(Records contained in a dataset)
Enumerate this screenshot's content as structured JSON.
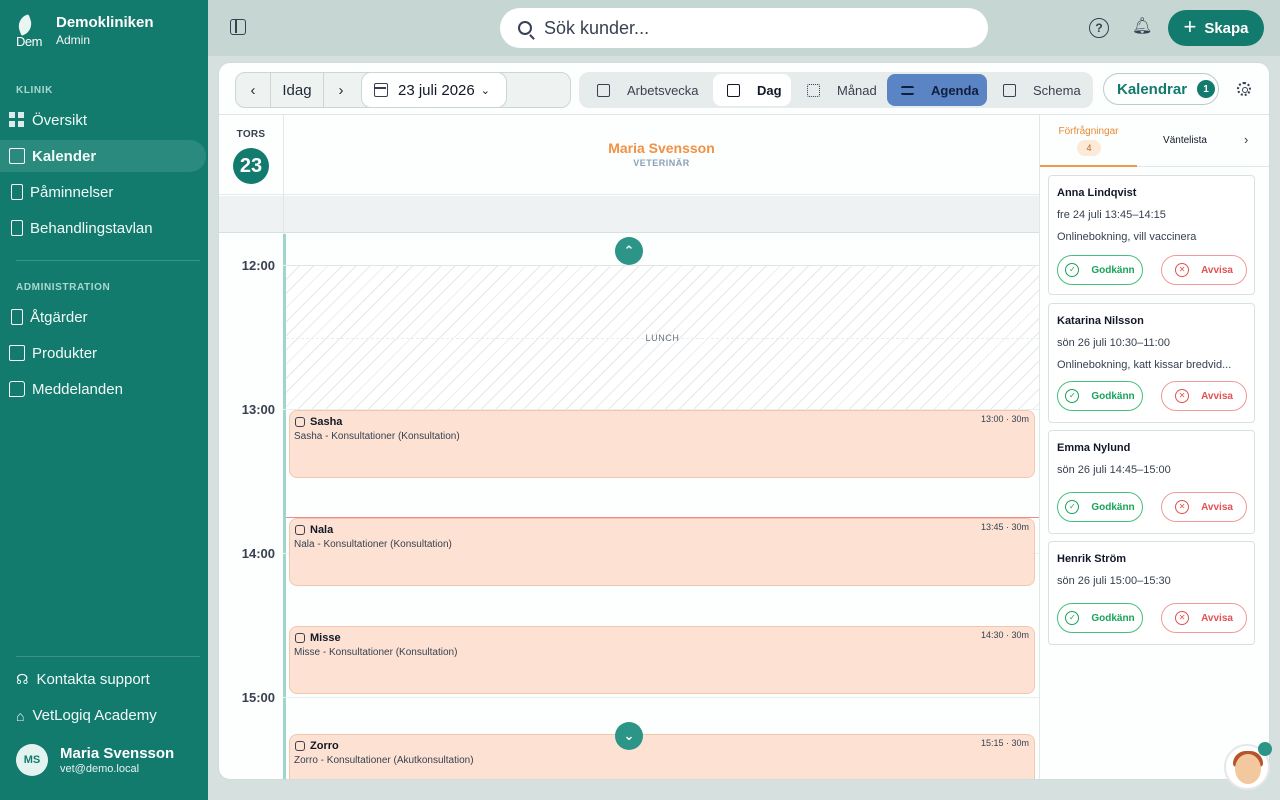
{
  "sidebar": {
    "brand_name": "Demokliniken",
    "brand_role": "Admin",
    "logo_text": "Dem",
    "section_clinic": "KLINIK",
    "section_admin": "ADMINISTRATION",
    "clinic_items": [
      {
        "label": "Översikt",
        "icon": "grid-icon"
      },
      {
        "label": "Kalender",
        "icon": "calendar-icon",
        "active": true
      },
      {
        "label": "Påminnelser",
        "icon": "document-icon"
      },
      {
        "label": "Behandlingstavlan",
        "icon": "document-icon"
      }
    ],
    "admin_items": [
      {
        "label": "Åtgärder",
        "icon": "document-icon"
      },
      {
        "label": "Produkter",
        "icon": "box-icon"
      },
      {
        "label": "Meddelanden",
        "icon": "message-icon"
      }
    ],
    "support_label": "Kontakta support",
    "academy_label": "VetLogiq Academy",
    "user": {
      "initials": "MS",
      "name": "Maria Svensson",
      "email": "vet@demo.local"
    }
  },
  "topbar": {
    "search_placeholder": "Sök kunder...",
    "create_label": "Skapa"
  },
  "toolbar": {
    "today_label": "Idag",
    "date_label": "23 juli 2026",
    "views": [
      {
        "label": "Arbetsvecka",
        "icon": "calendar-icon"
      },
      {
        "label": "Dag",
        "icon": "calendar-icon",
        "state": "selected"
      },
      {
        "label": "Månad",
        "icon": "grid-icon"
      },
      {
        "label": "Agenda",
        "icon": "list-icon",
        "state": "highlighted"
      },
      {
        "label": "Schema",
        "icon": "table-icon"
      }
    ],
    "calendars_label": "Kalendrar",
    "calendars_count": "1"
  },
  "calendar": {
    "day_name": "TORS",
    "day_number": "23",
    "resource_name": "Maria Svensson",
    "resource_role": "VETERINÄR",
    "hours": [
      "12:00",
      "13:00",
      "14:00",
      "15:00"
    ],
    "lunch_label": "LUNCH",
    "appointments": [
      {
        "name": "Sasha",
        "description": "Sasha - Konsultationer (Konsultation)",
        "time": "13:00 · 30m"
      },
      {
        "name": "Nala",
        "description": "Nala - Konsultationer (Konsultation)",
        "time": "13:45 · 30m"
      },
      {
        "name": "Misse",
        "description": "Misse - Konsultationer (Konsultation)",
        "time": "14:30 · 30m"
      },
      {
        "name": "Zorro",
        "description": "Zorro - Konsultationer (Akutkonsultation)",
        "time": "15:15 · 30m"
      }
    ]
  },
  "requests_panel": {
    "tab_requests": "Förfrågningar",
    "tab_requests_count": "4",
    "tab_waitlist": "Väntelista",
    "approve_label": "Godkänn",
    "reject_label": "Avvisa",
    "requests": [
      {
        "name": "Anna Lindqvist",
        "time": "fre 24 juli 13:45–14:15",
        "note": "Onlinebokning, vill vaccinera"
      },
      {
        "name": "Katarina Nilsson",
        "time": "sön 26 juli 10:30–11:00",
        "note": "Onlinebokning, katt kissar bredvid..."
      },
      {
        "name": "Emma Nylund",
        "time": "sön 26 juli 14:45–15:00",
        "note": ""
      },
      {
        "name": "Henrik Ström",
        "time": "sön 26 juli 15:00–15:30",
        "note": ""
      }
    ]
  },
  "colors": {
    "brand": "#137a6e",
    "appointment": "#fde2d3",
    "accent_orange": "#f09245",
    "agenda_highlight": "#5b84c4"
  }
}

### [DESCRIPTION OF THE TASK]
Gather each line from the listing above that holds "Misse".

### [EXERCISE SOLUTION]
        "name": "Misse",
        "description": "Misse - Konsultationer (Konsultation)",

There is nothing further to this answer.